►

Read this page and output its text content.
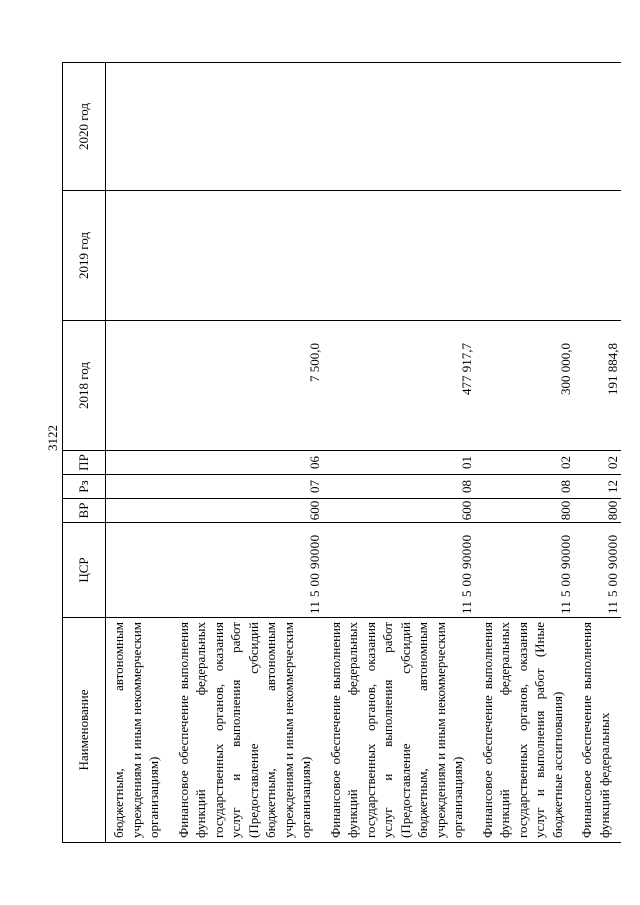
3122
Наименование	ЦСР	ВР	Рз	ПР	2018 год	2019 год	2020 год
бюджетным, автономным учреждениям и иным некоммерческим организациям)							
Финансовое обеспечение выполнения функций федеральных государственных органов, оказания услуг и выполнения работ (Предоставление субсидий бюджетным, автономным учреждениям и иным некоммерческим организациям)	11 5 00 90000	600	07	06	7 500,0		
Финансовое обеспечение выполнения функций федеральных государственных органов, оказания услуг и выполнения работ (Предоставление субсидий бюджетным, автономным учреждениям и иным некоммерческим организациям)	11 5 00 90000	600	08	01	477 917,7		
Финансовое обеспечение выполнения функций федеральных государственных органов, оказания услуг и выполнения работ (Иные бюджетные ассигнования)	11 5 00 90000	800	08	02	300 000,0		
Финансовое обеспечение выполнения функций федеральных	11 5 00 90000	800	12	02	191 884,8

◄

### What is expected
Repeat the records in full, exactly as they appear, without the pictures.

### Result
Read this page and output its text content.
3122
Наименование	ЦСР	ВР	Рз	ПР	2018 год	2019 год	2020 год
бюджетным, автономным учреждениям и иным некоммерческим организациям)							
Финансовое обеспечение выполнения функций федеральных государственных органов, оказания услуг и выполнения работ (Предоставление субсидий бюджетным, автономным учреждениям и иным некоммерческим организациям)	11 5 00 90000	600	07	06	7 500,0		
Финансовое обеспечение выполнения функций федеральных государственных органов, оказания услуг и выполнения работ (Предоставление субсидий бюджетным, автономным учреждениям и иным некоммерческим организациям)	11 5 00 90000	600	08	01	477 917,7		
Финансовое обеспечение выполнения функций федеральных государственных органов, оказания услуг и выполнения работ (Иные бюджетные ассигнования)	11 5 00 90000	800	08	02	300 000,0		
Финансовое обеспечение выполнения функций федеральных	11 5 00 90000	800	12	02	191 884,8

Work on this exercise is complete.